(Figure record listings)
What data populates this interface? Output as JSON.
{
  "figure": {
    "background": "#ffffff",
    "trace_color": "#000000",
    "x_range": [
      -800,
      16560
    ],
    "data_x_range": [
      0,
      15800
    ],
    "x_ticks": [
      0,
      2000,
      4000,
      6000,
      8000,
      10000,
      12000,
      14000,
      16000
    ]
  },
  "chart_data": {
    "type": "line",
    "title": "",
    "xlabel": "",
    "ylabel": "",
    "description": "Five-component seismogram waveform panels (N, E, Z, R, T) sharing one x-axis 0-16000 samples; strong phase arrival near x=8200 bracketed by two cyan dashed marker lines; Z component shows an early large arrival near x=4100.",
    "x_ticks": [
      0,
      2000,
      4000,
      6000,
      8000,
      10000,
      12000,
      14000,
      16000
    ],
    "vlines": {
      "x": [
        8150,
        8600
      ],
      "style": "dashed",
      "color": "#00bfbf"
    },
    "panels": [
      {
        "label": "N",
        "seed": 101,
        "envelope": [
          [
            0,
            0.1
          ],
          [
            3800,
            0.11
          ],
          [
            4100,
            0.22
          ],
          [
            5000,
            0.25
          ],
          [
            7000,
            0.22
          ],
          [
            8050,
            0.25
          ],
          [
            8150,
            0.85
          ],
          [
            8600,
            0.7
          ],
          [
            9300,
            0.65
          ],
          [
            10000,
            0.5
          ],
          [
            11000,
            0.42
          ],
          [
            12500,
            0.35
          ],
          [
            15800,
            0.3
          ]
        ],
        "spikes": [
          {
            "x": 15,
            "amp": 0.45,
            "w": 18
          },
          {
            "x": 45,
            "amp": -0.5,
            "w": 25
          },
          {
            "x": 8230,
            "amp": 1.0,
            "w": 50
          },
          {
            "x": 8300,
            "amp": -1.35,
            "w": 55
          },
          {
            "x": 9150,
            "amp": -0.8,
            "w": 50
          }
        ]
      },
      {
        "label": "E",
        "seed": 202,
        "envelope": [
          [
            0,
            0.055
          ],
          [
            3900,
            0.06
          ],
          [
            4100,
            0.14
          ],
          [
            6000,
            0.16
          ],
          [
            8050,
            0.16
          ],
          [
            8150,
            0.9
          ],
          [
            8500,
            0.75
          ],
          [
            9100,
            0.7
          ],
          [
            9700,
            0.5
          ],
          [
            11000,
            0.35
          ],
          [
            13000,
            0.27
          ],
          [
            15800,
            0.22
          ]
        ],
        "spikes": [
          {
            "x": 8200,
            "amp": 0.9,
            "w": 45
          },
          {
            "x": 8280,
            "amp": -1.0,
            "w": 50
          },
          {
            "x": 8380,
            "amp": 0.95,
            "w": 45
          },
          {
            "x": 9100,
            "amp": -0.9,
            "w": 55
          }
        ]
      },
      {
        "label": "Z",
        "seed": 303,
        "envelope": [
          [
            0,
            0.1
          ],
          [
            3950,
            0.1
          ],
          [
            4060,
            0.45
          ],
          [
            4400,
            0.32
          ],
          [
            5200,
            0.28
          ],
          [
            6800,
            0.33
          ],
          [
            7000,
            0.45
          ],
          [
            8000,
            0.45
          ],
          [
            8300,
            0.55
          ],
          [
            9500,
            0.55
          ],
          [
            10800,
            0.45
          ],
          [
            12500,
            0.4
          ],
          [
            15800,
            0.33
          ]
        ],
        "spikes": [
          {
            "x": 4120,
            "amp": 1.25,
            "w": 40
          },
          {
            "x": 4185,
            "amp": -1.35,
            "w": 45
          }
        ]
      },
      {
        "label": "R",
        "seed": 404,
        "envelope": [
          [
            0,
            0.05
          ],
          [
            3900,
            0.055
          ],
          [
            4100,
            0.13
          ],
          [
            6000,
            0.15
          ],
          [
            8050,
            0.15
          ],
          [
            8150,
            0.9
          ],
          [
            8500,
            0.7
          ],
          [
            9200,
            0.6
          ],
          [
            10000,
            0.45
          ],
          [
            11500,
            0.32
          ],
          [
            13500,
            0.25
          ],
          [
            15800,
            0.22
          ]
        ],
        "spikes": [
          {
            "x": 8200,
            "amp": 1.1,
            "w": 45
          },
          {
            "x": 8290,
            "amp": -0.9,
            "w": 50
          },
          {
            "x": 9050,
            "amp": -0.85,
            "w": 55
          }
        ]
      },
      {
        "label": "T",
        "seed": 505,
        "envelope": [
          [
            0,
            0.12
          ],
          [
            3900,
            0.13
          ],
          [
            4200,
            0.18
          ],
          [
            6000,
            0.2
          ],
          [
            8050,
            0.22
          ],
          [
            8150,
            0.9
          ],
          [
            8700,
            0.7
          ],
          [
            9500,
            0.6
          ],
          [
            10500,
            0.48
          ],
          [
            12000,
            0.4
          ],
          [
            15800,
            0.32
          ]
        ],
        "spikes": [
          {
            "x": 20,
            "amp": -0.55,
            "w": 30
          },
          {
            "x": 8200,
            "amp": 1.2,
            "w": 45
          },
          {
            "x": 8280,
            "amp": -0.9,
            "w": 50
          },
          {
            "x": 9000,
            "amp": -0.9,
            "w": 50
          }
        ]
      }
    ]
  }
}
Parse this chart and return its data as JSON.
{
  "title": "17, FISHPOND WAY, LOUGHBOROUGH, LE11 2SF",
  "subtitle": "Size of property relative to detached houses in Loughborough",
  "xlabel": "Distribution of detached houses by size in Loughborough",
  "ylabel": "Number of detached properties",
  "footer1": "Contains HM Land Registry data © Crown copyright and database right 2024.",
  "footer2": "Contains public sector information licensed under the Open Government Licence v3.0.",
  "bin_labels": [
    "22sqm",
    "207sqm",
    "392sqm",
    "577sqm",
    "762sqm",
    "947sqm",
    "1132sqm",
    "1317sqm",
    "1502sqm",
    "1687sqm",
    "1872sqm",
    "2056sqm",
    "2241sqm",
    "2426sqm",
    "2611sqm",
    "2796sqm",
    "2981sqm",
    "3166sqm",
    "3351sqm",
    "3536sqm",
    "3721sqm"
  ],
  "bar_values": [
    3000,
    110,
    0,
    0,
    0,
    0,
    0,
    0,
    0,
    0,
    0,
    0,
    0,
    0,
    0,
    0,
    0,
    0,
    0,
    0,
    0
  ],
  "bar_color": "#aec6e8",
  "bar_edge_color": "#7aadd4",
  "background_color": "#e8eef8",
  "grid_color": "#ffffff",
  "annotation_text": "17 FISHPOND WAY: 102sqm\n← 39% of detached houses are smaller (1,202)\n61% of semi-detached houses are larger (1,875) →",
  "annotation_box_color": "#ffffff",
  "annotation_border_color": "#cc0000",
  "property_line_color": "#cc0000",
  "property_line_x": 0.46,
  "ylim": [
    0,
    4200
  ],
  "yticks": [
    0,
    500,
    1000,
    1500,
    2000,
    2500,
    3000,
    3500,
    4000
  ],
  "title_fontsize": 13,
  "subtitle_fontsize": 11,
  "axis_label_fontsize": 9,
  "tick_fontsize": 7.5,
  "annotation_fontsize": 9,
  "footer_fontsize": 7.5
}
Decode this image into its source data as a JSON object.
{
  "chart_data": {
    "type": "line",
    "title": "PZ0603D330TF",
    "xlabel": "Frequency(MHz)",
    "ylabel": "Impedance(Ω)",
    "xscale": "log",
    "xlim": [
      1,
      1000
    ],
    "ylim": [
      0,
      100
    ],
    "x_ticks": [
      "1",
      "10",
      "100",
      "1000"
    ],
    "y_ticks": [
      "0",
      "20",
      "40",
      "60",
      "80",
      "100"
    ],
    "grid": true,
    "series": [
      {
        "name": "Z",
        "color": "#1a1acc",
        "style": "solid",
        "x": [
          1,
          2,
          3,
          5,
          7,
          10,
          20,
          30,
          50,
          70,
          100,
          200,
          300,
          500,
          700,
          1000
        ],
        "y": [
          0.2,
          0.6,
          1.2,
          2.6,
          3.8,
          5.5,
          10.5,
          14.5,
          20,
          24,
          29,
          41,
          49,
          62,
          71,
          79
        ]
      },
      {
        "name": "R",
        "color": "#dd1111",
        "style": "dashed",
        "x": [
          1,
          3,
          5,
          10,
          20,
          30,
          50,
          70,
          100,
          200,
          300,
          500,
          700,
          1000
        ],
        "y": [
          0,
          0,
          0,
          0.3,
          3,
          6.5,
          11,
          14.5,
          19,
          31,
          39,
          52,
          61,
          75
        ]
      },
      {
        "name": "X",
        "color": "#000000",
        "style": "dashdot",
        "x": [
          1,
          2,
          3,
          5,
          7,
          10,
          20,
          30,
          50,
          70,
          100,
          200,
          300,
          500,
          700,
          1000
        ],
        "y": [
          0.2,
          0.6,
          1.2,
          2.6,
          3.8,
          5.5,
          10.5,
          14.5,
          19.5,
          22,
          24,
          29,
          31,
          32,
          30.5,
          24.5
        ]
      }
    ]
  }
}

Task brief —
Using the material above, copy every line in which the string "ylabel" occurs.

The completed task —
    "ylabel": "",
  "ylabel": "Number of detached properties",
    "ylabel": "Impedance(Ω)",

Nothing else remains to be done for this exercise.